-- Exercise prompt --
Images are excluded; otherwise, output every record exactly.

>>>

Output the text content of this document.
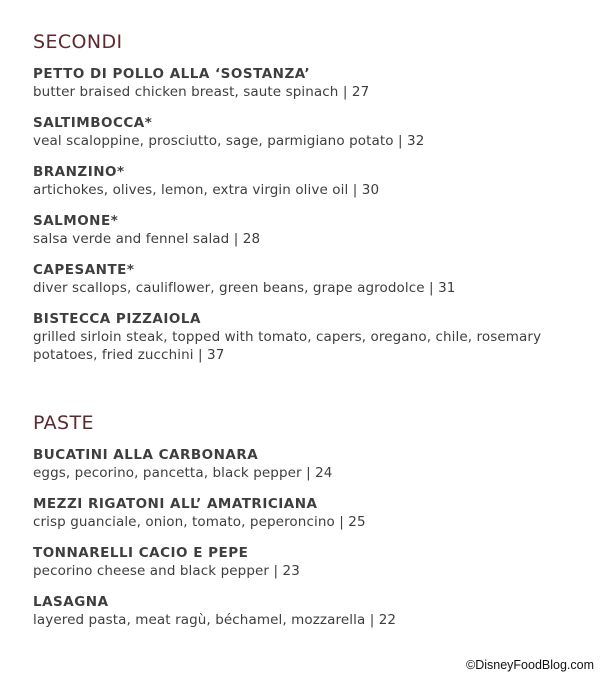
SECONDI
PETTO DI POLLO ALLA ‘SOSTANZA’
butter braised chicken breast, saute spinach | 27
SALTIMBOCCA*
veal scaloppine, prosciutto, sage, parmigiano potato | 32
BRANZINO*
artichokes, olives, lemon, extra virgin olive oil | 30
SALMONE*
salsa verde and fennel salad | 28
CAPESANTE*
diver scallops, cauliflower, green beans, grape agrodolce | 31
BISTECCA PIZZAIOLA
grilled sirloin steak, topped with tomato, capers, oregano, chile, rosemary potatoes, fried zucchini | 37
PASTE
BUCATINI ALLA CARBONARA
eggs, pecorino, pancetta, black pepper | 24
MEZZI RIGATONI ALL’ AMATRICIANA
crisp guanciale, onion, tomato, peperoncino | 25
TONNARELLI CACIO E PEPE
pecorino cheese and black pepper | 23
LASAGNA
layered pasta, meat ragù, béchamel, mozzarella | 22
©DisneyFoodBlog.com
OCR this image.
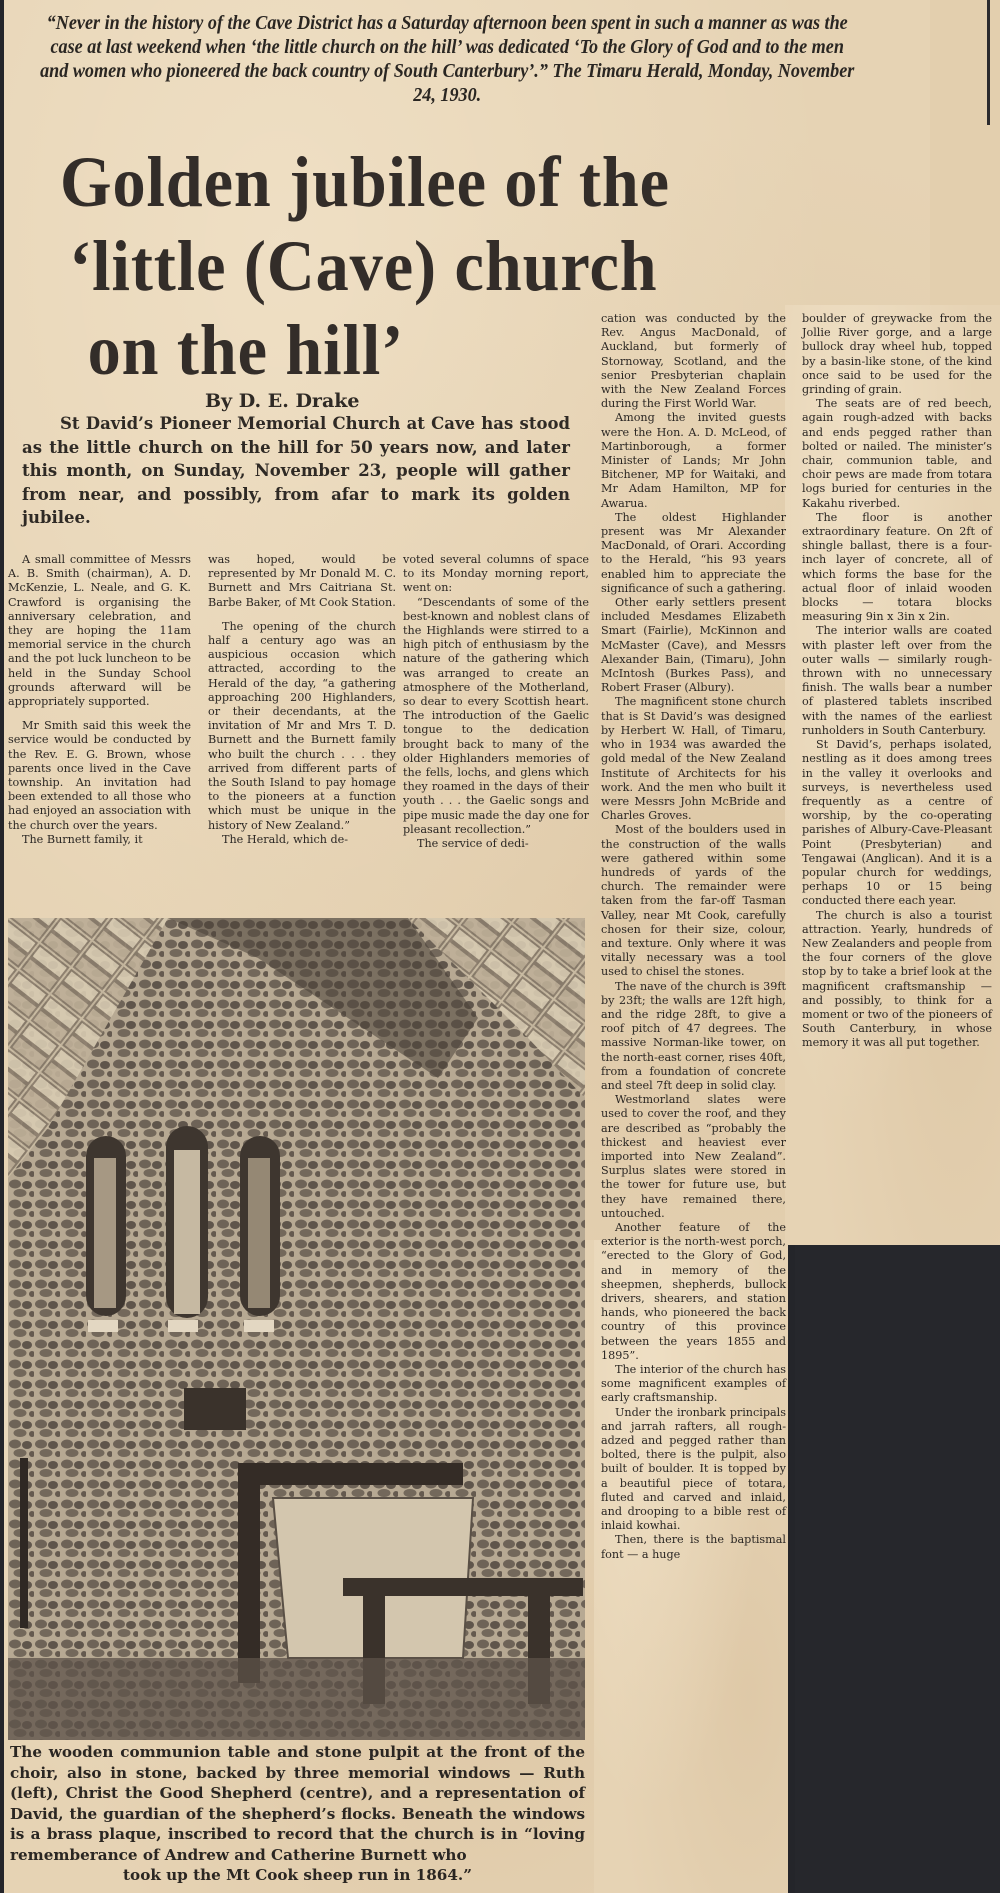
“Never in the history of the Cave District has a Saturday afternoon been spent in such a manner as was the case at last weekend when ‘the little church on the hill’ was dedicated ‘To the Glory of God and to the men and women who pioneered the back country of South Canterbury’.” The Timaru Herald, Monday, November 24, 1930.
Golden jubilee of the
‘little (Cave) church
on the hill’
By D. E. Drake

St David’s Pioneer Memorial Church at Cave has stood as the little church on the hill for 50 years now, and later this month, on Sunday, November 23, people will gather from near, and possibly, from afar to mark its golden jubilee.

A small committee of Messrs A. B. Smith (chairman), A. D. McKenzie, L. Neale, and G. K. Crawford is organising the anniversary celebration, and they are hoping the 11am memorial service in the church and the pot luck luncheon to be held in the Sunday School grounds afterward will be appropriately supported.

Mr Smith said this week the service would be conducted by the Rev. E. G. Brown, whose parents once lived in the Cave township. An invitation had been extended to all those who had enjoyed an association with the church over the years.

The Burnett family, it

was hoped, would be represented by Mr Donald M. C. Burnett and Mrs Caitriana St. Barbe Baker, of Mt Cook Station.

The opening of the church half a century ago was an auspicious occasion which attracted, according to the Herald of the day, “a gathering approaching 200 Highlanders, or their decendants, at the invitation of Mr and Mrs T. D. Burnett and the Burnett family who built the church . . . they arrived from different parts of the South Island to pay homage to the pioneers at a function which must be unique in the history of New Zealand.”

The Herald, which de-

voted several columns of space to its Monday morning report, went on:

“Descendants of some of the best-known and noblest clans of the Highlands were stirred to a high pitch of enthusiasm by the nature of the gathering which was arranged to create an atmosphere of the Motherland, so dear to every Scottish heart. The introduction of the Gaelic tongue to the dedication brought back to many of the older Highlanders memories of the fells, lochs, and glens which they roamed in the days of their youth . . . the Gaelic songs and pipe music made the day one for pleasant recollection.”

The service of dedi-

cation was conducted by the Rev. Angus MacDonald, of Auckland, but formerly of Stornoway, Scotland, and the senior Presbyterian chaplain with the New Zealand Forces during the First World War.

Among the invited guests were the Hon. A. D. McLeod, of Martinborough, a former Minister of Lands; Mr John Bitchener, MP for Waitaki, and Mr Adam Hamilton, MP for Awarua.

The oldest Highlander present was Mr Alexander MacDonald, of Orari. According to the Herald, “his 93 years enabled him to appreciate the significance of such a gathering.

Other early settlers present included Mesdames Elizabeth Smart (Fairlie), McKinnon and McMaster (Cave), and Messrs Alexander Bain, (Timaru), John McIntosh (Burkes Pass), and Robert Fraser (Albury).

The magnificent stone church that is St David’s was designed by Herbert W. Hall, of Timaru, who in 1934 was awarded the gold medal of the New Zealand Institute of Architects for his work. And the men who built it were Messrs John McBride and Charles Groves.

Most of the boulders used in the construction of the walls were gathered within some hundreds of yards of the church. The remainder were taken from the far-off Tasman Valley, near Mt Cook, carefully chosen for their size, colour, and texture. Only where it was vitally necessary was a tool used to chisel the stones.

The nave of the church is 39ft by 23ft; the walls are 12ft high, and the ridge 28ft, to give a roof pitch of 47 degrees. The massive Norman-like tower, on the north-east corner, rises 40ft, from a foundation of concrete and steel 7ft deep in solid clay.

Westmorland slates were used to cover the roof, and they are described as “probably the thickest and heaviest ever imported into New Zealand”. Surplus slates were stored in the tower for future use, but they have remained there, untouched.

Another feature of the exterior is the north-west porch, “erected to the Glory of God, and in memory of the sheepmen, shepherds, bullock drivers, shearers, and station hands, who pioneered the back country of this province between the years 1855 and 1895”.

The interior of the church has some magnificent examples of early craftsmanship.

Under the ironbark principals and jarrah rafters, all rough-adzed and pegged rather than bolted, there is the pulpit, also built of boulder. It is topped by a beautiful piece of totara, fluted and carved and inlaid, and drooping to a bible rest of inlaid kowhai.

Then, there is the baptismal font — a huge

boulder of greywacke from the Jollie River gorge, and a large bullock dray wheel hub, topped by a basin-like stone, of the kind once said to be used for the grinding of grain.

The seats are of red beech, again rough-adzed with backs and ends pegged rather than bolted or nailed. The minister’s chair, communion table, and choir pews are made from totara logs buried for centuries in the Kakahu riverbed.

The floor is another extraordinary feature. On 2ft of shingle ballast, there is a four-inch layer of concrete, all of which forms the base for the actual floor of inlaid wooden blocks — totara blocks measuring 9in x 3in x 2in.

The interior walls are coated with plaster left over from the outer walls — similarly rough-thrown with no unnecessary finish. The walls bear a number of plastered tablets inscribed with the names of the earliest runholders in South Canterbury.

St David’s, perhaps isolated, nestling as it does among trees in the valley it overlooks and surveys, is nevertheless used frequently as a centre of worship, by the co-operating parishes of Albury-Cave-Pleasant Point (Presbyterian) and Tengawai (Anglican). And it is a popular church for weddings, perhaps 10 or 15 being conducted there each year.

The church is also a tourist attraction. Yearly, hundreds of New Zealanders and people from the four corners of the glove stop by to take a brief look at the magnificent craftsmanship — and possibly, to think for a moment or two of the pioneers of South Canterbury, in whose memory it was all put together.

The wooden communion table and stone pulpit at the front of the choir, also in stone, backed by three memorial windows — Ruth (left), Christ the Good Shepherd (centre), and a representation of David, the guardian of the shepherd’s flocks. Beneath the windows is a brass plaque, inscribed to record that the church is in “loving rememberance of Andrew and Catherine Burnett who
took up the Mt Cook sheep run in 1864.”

<<<

-- Response --
Output the text content of this document.
SECONDI
PETTO DI POLLO ALLA ‘SOSTANZA’
butter braised chicken breast, saute spinach | 27
SALTIMBOCCA*
veal scaloppine, prosciutto, sage, parmigiano potato | 32
BRANZINO*
artichokes, olives, lemon, extra virgin olive oil | 30
SALMONE*
salsa verde and fennel salad | 28
CAPESANTE*
diver scallops, cauliflower, green beans, grape agrodolce | 31
BISTECCA PIZZAIOLA
grilled sirloin steak, topped with tomato, capers, oregano, chile, rosemary potatoes, fried zucchini | 37
PASTE
BUCATINI ALLA CARBONARA
eggs, pecorino, pancetta, black pepper | 24
MEZZI RIGATONI ALL’ AMATRICIANA
crisp guanciale, onion, tomato, peperoncino | 25
TONNARELLI CACIO E PEPE
pecorino cheese and black pepper | 23
LASAGNA
layered pasta, meat ragù, béchamel, mozzarella | 22
©DisneyFoodBlog.com
OCR this image.
“Never in the history of the Cave District has a Saturday afternoon been spent in such a manner as was the case at last weekend when ‘the little church on the hill’ was dedicated ‘To the Glory of God and to the men and women who pioneered the back country of South Canterbury’.” The Timaru Herald, Monday, November 24, 1930.
Golden jubilee of the
‘little (Cave) church
on the hill’
By D. E. Drake

St David’s Pioneer Memorial Church at Cave has stood as the little church on the hill for 50 years now, and later this month, on Sunday, November 23, people will gather from near, and possibly, from afar to mark its golden jubilee.

A small committee of Messrs A. B. Smith (chairman), A. D. McKenzie, L. Neale, and G. K. Crawford is organising the anniversary celebration, and they are hoping the 11am memorial service in the church and the pot luck luncheon to be held in the Sunday School grounds afterward will be appropriately supported.

Mr Smith said this week the service would be conducted by the Rev. E. G. Brown, whose parents once lived in the Cave township. An invitation had been extended to all those who had enjoyed an association with the church over the years.

The Burnett family, it

was hoped, would be represented by Mr Donald M. C. Burnett and Mrs Caitriana St. Barbe Baker, of Mt Cook Station.

The opening of the church half a century ago was an auspicious occasion which attracted, according to the Herald of the day, “a gathering approaching 200 Highlanders, or their decendants, at the invitation of Mr and Mrs T. D. Burnett and the Burnett family who built the church . . . they arrived from different parts of the South Island to pay homage to the pioneers at a function which must be unique in the history of New Zealand.”

The Herald, which de-

voted several columns of space to its Monday morning report, went on:

“Descendants of some of the best-known and noblest clans of the Highlands were stirred to a high pitch of enthusiasm by the nature of the gathering which was arranged to create an atmosphere of the Motherland, so dear to every Scottish heart. The introduction of the Gaelic tongue to the dedication brought back to many of the older Highlanders memories of the fells, lochs, and glens which they roamed in the days of their youth . . . the Gaelic songs and pipe music made the day one for pleasant recollection.”

The service of dedi-

cation was conducted by the Rev. Angus MacDonald, of Auckland, but formerly of Stornoway, Scotland, and the senior Presbyterian chaplain with the New Zealand Forces during the First World War.

Among the invited guests were the Hon. A. D. McLeod, of Martinborough, a former Minister of Lands; Mr John Bitchener, MP for Waitaki, and Mr Adam Hamilton, MP for Awarua.

The oldest Highlander present was Mr Alexander MacDonald, of Orari. According to the Herald, “his 93 years enabled him to appreciate the significance of such a gathering.

Other early settlers present included Mesdames Elizabeth Smart (Fairlie), McKinnon and McMaster (Cave), and Messrs Alexander Bain, (Timaru), John McIntosh (Burkes Pass), and Robert Fraser (Albury).

The magnificent stone church that is St David’s was designed by Herbert W. Hall, of Timaru, who in 1934 was awarded the gold medal of the New Zealand Institute of Architects for his work. And the men who built it were Messrs John McBride and Charles Groves.

Most of the boulders used in the construction of the walls were gathered within some hundreds of yards of the church. The remainder were taken from the far-off Tasman Valley, near Mt Cook, carefully chosen for their size, colour, and texture. Only where it was vitally necessary was a tool used to chisel the stones.

The nave of the church is 39ft by 23ft; the walls are 12ft high, and the ridge 28ft, to give a roof pitch of 47 degrees. The massive Norman-like tower, on the north-east corner, rises 40ft, from a foundation of concrete and steel 7ft deep in solid clay.

Westmorland slates were used to cover the roof, and they are described as “probably the thickest and heaviest ever imported into New Zealand”. Surplus slates were stored in the tower for future use, but they have remained there, untouched.

Another feature of the exterior is the north-west porch, “erected to the Glory of God, and in memory of the sheepmen, shepherds, bullock drivers, shearers, and station hands, who pioneered the back country of this province between the years 1855 and 1895”.

The interior of the church has some magnificent examples of early craftsmanship.

Under the ironbark principals and jarrah rafters, all rough-adzed and pegged rather than bolted, there is the pulpit, also built of boulder. It is topped by a beautiful piece of totara, fluted and carved and inlaid, and drooping to a bible rest of inlaid kowhai.

Then, there is the baptismal font — a huge

boulder of greywacke from the Jollie River gorge, and a large bullock dray wheel hub, topped by a basin-like stone, of the kind once said to be used for the grinding of grain.

The seats are of red beech, again rough-adzed with backs and ends pegged rather than bolted or nailed. The minister’s chair, communion table, and choir pews are made from totara logs buried for centuries in the Kakahu riverbed.

The floor is another extraordinary feature. On 2ft of shingle ballast, there is a four-inch layer of concrete, all of which forms the base for the actual floor of inlaid wooden blocks — totara blocks measuring 9in x 3in x 2in.

The interior walls are coated with plaster left over from the outer walls — similarly rough-thrown with no unnecessary finish. The walls bear a number of plastered tablets inscribed with the names of the earliest runholders in South Canterbury.

St David’s, perhaps isolated, nestling as it does among trees in the valley it overlooks and surveys, is nevertheless used frequently as a centre of worship, by the co-operating parishes of Albury-Cave-Pleasant Point (Presbyterian) and Tengawai (Anglican). And it is a popular church for weddings, perhaps 10 or 15 being conducted there each year.

The church is also a tourist attraction. Yearly, hundreds of New Zealanders and people from the four corners of the glove stop by to take a brief look at the magnificent craftsmanship — and possibly, to think for a moment or two of the pioneers of South Canterbury, in whose memory it was all put together.

The wooden communion table and stone pulpit at the front of the choir, also in stone, backed by three memorial windows — Ruth (left), Christ the Good Shepherd (centre), and a representation of David, the guardian of the shepherd’s flocks. Beneath the windows is a brass plaque, inscribed to record that the church is in “loving rememberance of Andrew and Catherine Burnett who
took up the Mt Cook sheep run in 1864.”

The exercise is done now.